| Set exercise |
Set the following entries down again exactly, line by line.

----- Data records -----

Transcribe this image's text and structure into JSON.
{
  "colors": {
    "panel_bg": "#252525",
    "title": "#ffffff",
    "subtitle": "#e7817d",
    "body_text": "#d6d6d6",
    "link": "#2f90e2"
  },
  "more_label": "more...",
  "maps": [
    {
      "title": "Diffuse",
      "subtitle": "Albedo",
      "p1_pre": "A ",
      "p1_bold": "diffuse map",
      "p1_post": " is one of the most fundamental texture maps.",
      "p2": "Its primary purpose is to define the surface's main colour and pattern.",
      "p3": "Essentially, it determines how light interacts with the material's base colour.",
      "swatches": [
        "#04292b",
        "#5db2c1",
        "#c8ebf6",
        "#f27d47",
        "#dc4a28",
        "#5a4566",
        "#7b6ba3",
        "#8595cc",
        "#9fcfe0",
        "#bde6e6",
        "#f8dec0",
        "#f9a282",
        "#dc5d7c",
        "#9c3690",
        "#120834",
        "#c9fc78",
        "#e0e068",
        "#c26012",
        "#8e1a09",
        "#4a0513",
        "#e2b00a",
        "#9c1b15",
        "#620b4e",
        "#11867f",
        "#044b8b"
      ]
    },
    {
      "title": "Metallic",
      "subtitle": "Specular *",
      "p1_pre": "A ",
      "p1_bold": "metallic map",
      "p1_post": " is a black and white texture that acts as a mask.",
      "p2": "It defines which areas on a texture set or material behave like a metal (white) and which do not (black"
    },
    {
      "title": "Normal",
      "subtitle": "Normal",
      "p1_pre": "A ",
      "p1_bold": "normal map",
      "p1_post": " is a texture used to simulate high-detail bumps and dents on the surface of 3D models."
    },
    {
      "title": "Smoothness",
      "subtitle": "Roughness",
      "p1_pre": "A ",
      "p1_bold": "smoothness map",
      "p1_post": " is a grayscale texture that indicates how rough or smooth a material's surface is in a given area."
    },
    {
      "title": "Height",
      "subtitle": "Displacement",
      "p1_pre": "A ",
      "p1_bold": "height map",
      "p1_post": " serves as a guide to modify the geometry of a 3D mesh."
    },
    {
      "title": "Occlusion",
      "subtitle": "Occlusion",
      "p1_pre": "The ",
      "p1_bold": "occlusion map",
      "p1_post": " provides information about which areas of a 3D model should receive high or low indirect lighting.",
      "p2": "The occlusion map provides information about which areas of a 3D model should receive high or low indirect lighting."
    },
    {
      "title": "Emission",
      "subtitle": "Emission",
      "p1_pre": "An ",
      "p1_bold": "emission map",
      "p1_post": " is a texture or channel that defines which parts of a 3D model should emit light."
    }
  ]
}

-----

| Result of the task |
Transcribe this image's text and structure into JSON.
{
  "colors": {
    "panel_bg": "#252525",
    "title": "#ffffff",
    "subtitle": "#e7817d",
    "body_text": "#d6d6d6",
    "link": "#2f90e2"
  },
  "more_label": "more...",
  "maps": [
    {
      "title": "Diffuse",
      "subtitle": "Albedo",
      "p1_pre": "A ",
      "p1_bold": "diffuse map",
      "p1_post": " is one of the most fundamental texture maps.",
      "p2": "Its primary purpose is to define the surface's main colour and pattern.",
      "p3": "Essentially, it determines how light interacts with the material's base colour.",
      "swatches": [
        "#04292b",
        "#5db2c1",
        "#c8ebf6",
        "#f27d47",
        "#dc4a28",
        "#5a4566",
        "#7b6ba3",
        "#8595cc",
        "#9fcfe0",
        "#bde6e6",
        "#f8dec0",
        "#f9a282",
        "#dc5d7c",
        "#9c3690",
        "#120834",
        "#c9fc78",
        "#e0e068",
        "#c26012",
        "#8e1a09",
        "#4a0513",
        "#e2b00a",
        "#9c1b15",
        "#620b4e",
        "#11867f",
        "#044b8b"
      ]
    },
    {
      "title": "Metallic",
      "subtitle": "Specular *",
      "p1_pre": "A ",
      "p1_bold": "metallic map",
      "p1_post": " is a black and white texture that acts as a mask.",
      "p2": "It defines which areas on a texture set or material behave like a metal (white) and which do not (black"
    },
    {
      "title": "Normal",
      "subtitle": "Normal",
      "p1_pre": "A ",
      "p1_bold": "normal map",
      "p1_post": " is a texture used to simulate high-detail bumps and dents on the surface of 3D models."
    },
    {
      "title": "Smoothness",
      "subtitle": "Roughness",
      "p1_pre": "A ",
      "p1_bold": "smoothness map",
      "p1_post": " is a grayscale texture that indicates how rough or smooth a material's surface is in a given area."
    },
    {
      "title": "Height",
      "subtitle": "Displacement",
      "p1_pre": "A ",
      "p1_bold": "height map",
      "p1_post": " serves as a guide to modify the geometry of a 3D mesh."
    },
    {
      "title": "Occlusion",
      "subtitle": "Occlusion",
      "p1_pre": "The ",
      "p1_bold": "occlusion map",
      "p1_post": " provides information about which areas of a 3D model should receive high or low indirect lighting.",
      "p2": "The occlusion map provides information about which areas of a 3D model should receive high or low indirect lighting."
    },
    {
      "title": "Emission",
      "subtitle": "Emission",
      "p1_pre": "An ",
      "p1_bold": "emission map",
      "p1_post": " is a texture or channel that defines which parts of a 3D model should emit light."
    }
  ]
}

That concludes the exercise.